▸ Problem details: Word for word, repeat the entries, minus the pictures.

Extracts from a graphics dataset
+-------+

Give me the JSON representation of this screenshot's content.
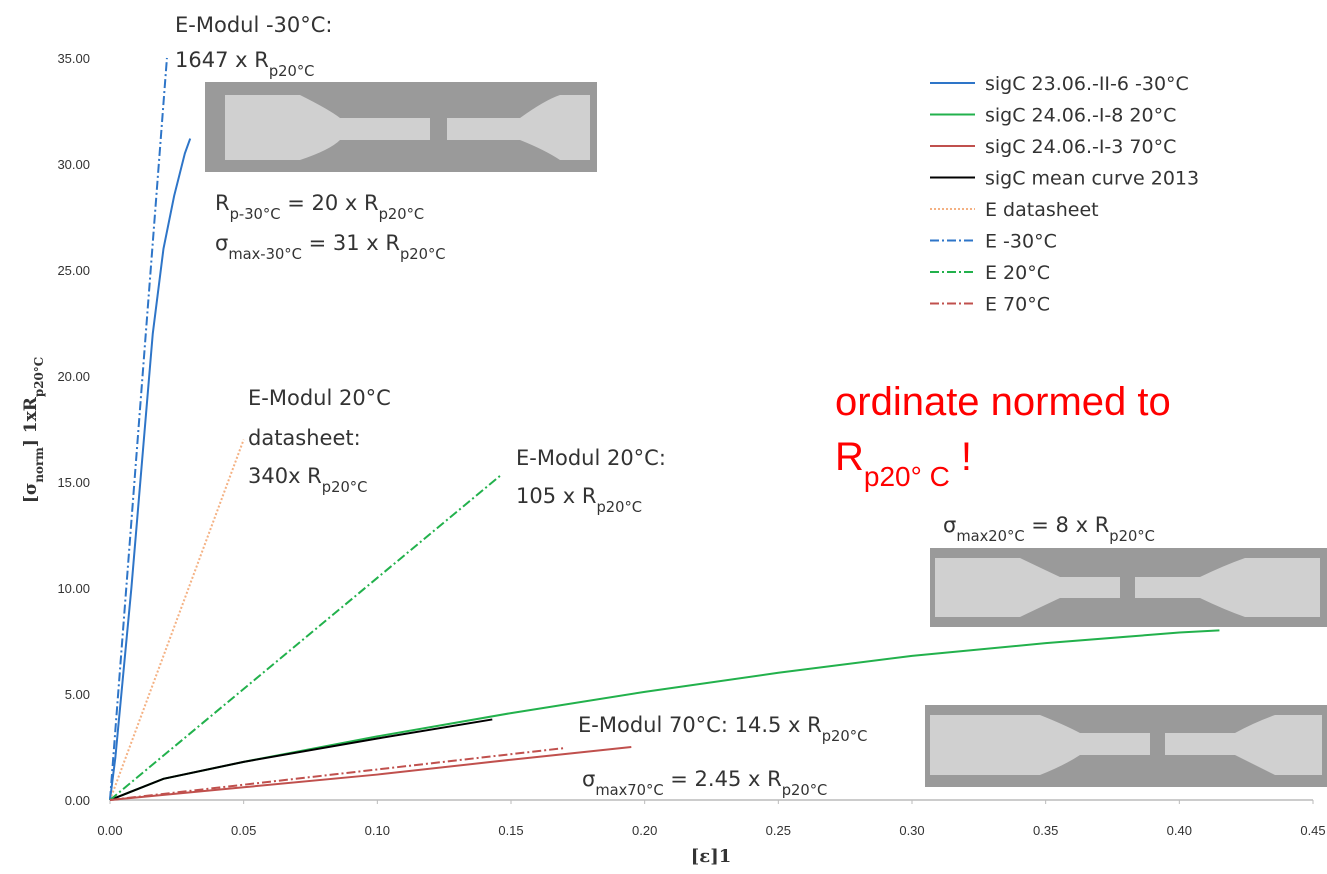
{
  "chart_data": {
    "type": "line",
    "xlabel": [
      {
        "text": "[ε]1"
      }
    ],
    "ylabel": [
      {
        "text": "[σ"
      },
      {
        "sub": "norm"
      },
      {
        "text": "] 1xR"
      },
      {
        "sub": "p20°C"
      }
    ],
    "xlim": [
      0,
      0.45
    ],
    "xticks": [
      {
        "value": 0,
        "label": "0.00"
      },
      {
        "value": 0.05,
        "label": "0.05"
      },
      {
        "value": 0.1,
        "label": "0.10"
      },
      {
        "value": 0.15,
        "label": "0.15"
      },
      {
        "value": 0.2,
        "label": "0.20"
      },
      {
        "value": 0.25,
        "label": "0.25"
      },
      {
        "value": 0.3,
        "label": "0.30"
      },
      {
        "value": 0.35,
        "label": "0.35"
      },
      {
        "value": 0.4,
        "label": "0.40"
      },
      {
        "value": 0.45,
        "label": "0.45"
      }
    ],
    "ylim": [
      0,
      35
    ],
    "yticks": [
      {
        "value": 0,
        "label": "0.00"
      },
      {
        "value": 5,
        "label": "5.00"
      },
      {
        "value": 10,
        "label": "10.00"
      },
      {
        "value": 15,
        "label": "15.00"
      },
      {
        "value": 20,
        "label": "20.00"
      },
      {
        "value": 25,
        "label": "25.00"
      },
      {
        "value": 30,
        "label": "30.00"
      },
      {
        "value": 35,
        "label": "35.00"
      }
    ],
    "grid": false,
    "legend": "upper right",
    "series": [
      {
        "name": "sigC 23.06.-II-6 -30°C",
        "color": "#2e75c8",
        "dash": "solid",
        "x": [
          0,
          0.002,
          0.005,
          0.008,
          0.012,
          0.016,
          0.02,
          0.024,
          0.028,
          0.03
        ],
        "values": [
          0,
          2,
          6,
          10,
          16,
          22,
          26,
          28.5,
          30.5,
          31.2
        ]
      },
      {
        "name": "sigC 24.06.-I-8 20°C",
        "color": "#22b14c",
        "dash": "solid",
        "x": [
          0,
          0.02,
          0.05,
          0.1,
          0.15,
          0.2,
          0.25,
          0.3,
          0.35,
          0.4,
          0.415
        ],
        "values": [
          0,
          1,
          1.8,
          3,
          4.1,
          5.1,
          6,
          6.8,
          7.4,
          7.9,
          8
        ]
      },
      {
        "name": "sigC 24.06.-I-3 70°C",
        "color": "#c0504d",
        "dash": "solid",
        "x": [
          0,
          0.05,
          0.1,
          0.15,
          0.195
        ],
        "values": [
          0,
          0.6,
          1.2,
          1.9,
          2.5
        ]
      },
      {
        "name": "sigC mean curve 2013",
        "color": "#000000",
        "dash": "solid",
        "x": [
          0,
          0.02,
          0.05,
          0.1,
          0.143
        ],
        "values": [
          0,
          1,
          1.8,
          2.9,
          3.8
        ]
      },
      {
        "name": "E datasheet",
        "color": "#f4b183",
        "dash": "dotted",
        "x": [
          0,
          0.05
        ],
        "values": [
          0,
          17
        ]
      },
      {
        "name": "E -30°C",
        "color": "#2e75c8",
        "dash": "dashdot",
        "x": [
          0,
          0.0213
        ],
        "values": [
          0,
          35
        ]
      },
      {
        "name": "E 20°C",
        "color": "#22b14c",
        "dash": "dashdot",
        "x": [
          0,
          0.146
        ],
        "values": [
          0,
          15.3
        ]
      },
      {
        "name": "E 70°C",
        "color": "#c0504d",
        "dash": "dashdot",
        "x": [
          0,
          0.17
        ],
        "values": [
          0,
          2.45
        ]
      }
    ],
    "annotations": [
      {
        "runs": [
          {
            "text": "E-Modul -30°C:"
          }
        ]
      },
      {
        "runs": [
          {
            "text": "1647 x R"
          },
          {
            "sub": "p20°C"
          }
        ]
      },
      {
        "runs": [
          {
            "text": "R"
          },
          {
            "sub": "p-30°C"
          },
          {
            "text": " = 20 x R"
          },
          {
            "sub": "p20°C"
          }
        ]
      },
      {
        "runs": [
          {
            "text": "σ"
          },
          {
            "sub": "max-30°C"
          },
          {
            "text": " = 31 x R"
          },
          {
            "sub": "p20°C"
          }
        ]
      },
      {
        "runs": [
          {
            "text": "E-Modul 20°C"
          }
        ]
      },
      {
        "runs": [
          {
            "text": "datasheet:"
          }
        ]
      },
      {
        "runs": [
          {
            "text": "340x R"
          },
          {
            "sub": "p20°C"
          }
        ]
      },
      {
        "runs": [
          {
            "text": "E-Modul 20°C:"
          }
        ]
      },
      {
        "runs": [
          {
            "text": "105 x R"
          },
          {
            "sub": "p20°C"
          }
        ]
      },
      {
        "color": "#ff0000",
        "runs": [
          {
            "text": "ordinate  normed to"
          }
        ]
      },
      {
        "color": "#ff0000",
        "runs": [
          {
            "text": "R"
          },
          {
            "sub": "p20°  C"
          },
          {
            "text": " !"
          }
        ]
      },
      {
        "runs": [
          {
            "text": "σ"
          },
          {
            "sub": "max20°C"
          },
          {
            "text": " = 8 x R"
          },
          {
            "sub": "p20°C"
          }
        ]
      },
      {
        "runs": [
          {
            "text": "E-Modul 70°C: 14.5 x R"
          },
          {
            "sub": "p20°C"
          }
        ]
      },
      {
        "runs": [
          {
            "text": "σ"
          },
          {
            "sub": "max70°C"
          },
          {
            "text": " = 2.45 x R"
          },
          {
            "sub": "p20°C"
          }
        ]
      }
    ]
  }
}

+-------+

▸ Exercise response:
Give me the JSON representation of this screenshot's content.
{
  "chart_data": {
    "type": "line",
    "xlabel": [
      {
        "text": "[ε]1"
      }
    ],
    "ylabel": [
      {
        "text": "[σ"
      },
      {
        "sub": "norm"
      },
      {
        "text": "] 1xR"
      },
      {
        "sub": "p20°C"
      }
    ],
    "xlim": [
      0,
      0.45
    ],
    "xticks": [
      {
        "value": 0,
        "label": "0.00"
      },
      {
        "value": 0.05,
        "label": "0.05"
      },
      {
        "value": 0.1,
        "label": "0.10"
      },
      {
        "value": 0.15,
        "label": "0.15"
      },
      {
        "value": 0.2,
        "label": "0.20"
      },
      {
        "value": 0.25,
        "label": "0.25"
      },
      {
        "value": 0.3,
        "label": "0.30"
      },
      {
        "value": 0.35,
        "label": "0.35"
      },
      {
        "value": 0.4,
        "label": "0.40"
      },
      {
        "value": 0.45,
        "label": "0.45"
      }
    ],
    "ylim": [
      0,
      35
    ],
    "yticks": [
      {
        "value": 0,
        "label": "0.00"
      },
      {
        "value": 5,
        "label": "5.00"
      },
      {
        "value": 10,
        "label": "10.00"
      },
      {
        "value": 15,
        "label": "15.00"
      },
      {
        "value": 20,
        "label": "20.00"
      },
      {
        "value": 25,
        "label": "25.00"
      },
      {
        "value": 30,
        "label": "30.00"
      },
      {
        "value": 35,
        "label": "35.00"
      }
    ],
    "grid": false,
    "legend": "upper right",
    "series": [
      {
        "name": "sigC 23.06.-II-6 -30°C",
        "color": "#2e75c8",
        "dash": "solid",
        "x": [
          0,
          0.002,
          0.005,
          0.008,
          0.012,
          0.016,
          0.02,
          0.024,
          0.028,
          0.03
        ],
        "values": [
          0,
          2,
          6,
          10,
          16,
          22,
          26,
          28.5,
          30.5,
          31.2
        ]
      },
      {
        "name": "sigC 24.06.-I-8 20°C",
        "color": "#22b14c",
        "dash": "solid",
        "x": [
          0,
          0.02,
          0.05,
          0.1,
          0.15,
          0.2,
          0.25,
          0.3,
          0.35,
          0.4,
          0.415
        ],
        "values": [
          0,
          1,
          1.8,
          3,
          4.1,
          5.1,
          6,
          6.8,
          7.4,
          7.9,
          8
        ]
      },
      {
        "name": "sigC 24.06.-I-3 70°C",
        "color": "#c0504d",
        "dash": "solid",
        "x": [
          0,
          0.05,
          0.1,
          0.15,
          0.195
        ],
        "values": [
          0,
          0.6,
          1.2,
          1.9,
          2.5
        ]
      },
      {
        "name": "sigC mean curve 2013",
        "color": "#000000",
        "dash": "solid",
        "x": [
          0,
          0.02,
          0.05,
          0.1,
          0.143
        ],
        "values": [
          0,
          1,
          1.8,
          2.9,
          3.8
        ]
      },
      {
        "name": "E datasheet",
        "color": "#f4b183",
        "dash": "dotted",
        "x": [
          0,
          0.05
        ],
        "values": [
          0,
          17
        ]
      },
      {
        "name": "E -30°C",
        "color": "#2e75c8",
        "dash": "dashdot",
        "x": [
          0,
          0.0213
        ],
        "values": [
          0,
          35
        ]
      },
      {
        "name": "E 20°C",
        "color": "#22b14c",
        "dash": "dashdot",
        "x": [
          0,
          0.146
        ],
        "values": [
          0,
          15.3
        ]
      },
      {
        "name": "E 70°C",
        "color": "#c0504d",
        "dash": "dashdot",
        "x": [
          0,
          0.17
        ],
        "values": [
          0,
          2.45
        ]
      }
    ],
    "annotations": [
      {
        "runs": [
          {
            "text": "E-Modul -30°C:"
          }
        ]
      },
      {
        "runs": [
          {
            "text": "1647 x R"
          },
          {
            "sub": "p20°C"
          }
        ]
      },
      {
        "runs": [
          {
            "text": "R"
          },
          {
            "sub": "p-30°C"
          },
          {
            "text": " = 20 x R"
          },
          {
            "sub": "p20°C"
          }
        ]
      },
      {
        "runs": [
          {
            "text": "σ"
          },
          {
            "sub": "max-30°C"
          },
          {
            "text": " = 31 x R"
          },
          {
            "sub": "p20°C"
          }
        ]
      },
      {
        "runs": [
          {
            "text": "E-Modul 20°C"
          }
        ]
      },
      {
        "runs": [
          {
            "text": "datasheet:"
          }
        ]
      },
      {
        "runs": [
          {
            "text": "340x R"
          },
          {
            "sub": "p20°C"
          }
        ]
      },
      {
        "runs": [
          {
            "text": "E-Modul 20°C:"
          }
        ]
      },
      {
        "runs": [
          {
            "text": "105 x R"
          },
          {
            "sub": "p20°C"
          }
        ]
      },
      {
        "color": "#ff0000",
        "runs": [
          {
            "text": "ordinate  normed to"
          }
        ]
      },
      {
        "color": "#ff0000",
        "runs": [
          {
            "text": "R"
          },
          {
            "sub": "p20°  C"
          },
          {
            "text": " !"
          }
        ]
      },
      {
        "runs": [
          {
            "text": "σ"
          },
          {
            "sub": "max20°C"
          },
          {
            "text": " = 8 x R"
          },
          {
            "sub": "p20°C"
          }
        ]
      },
      {
        "runs": [
          {
            "text": "E-Modul 70°C: 14.5 x R"
          },
          {
            "sub": "p20°C"
          }
        ]
      },
      {
        "runs": [
          {
            "text": "σ"
          },
          {
            "sub": "max70°C"
          },
          {
            "text": " = 2.45 x R"
          },
          {
            "sub": "p20°C"
          }
        ]
      }
    ]
  }
}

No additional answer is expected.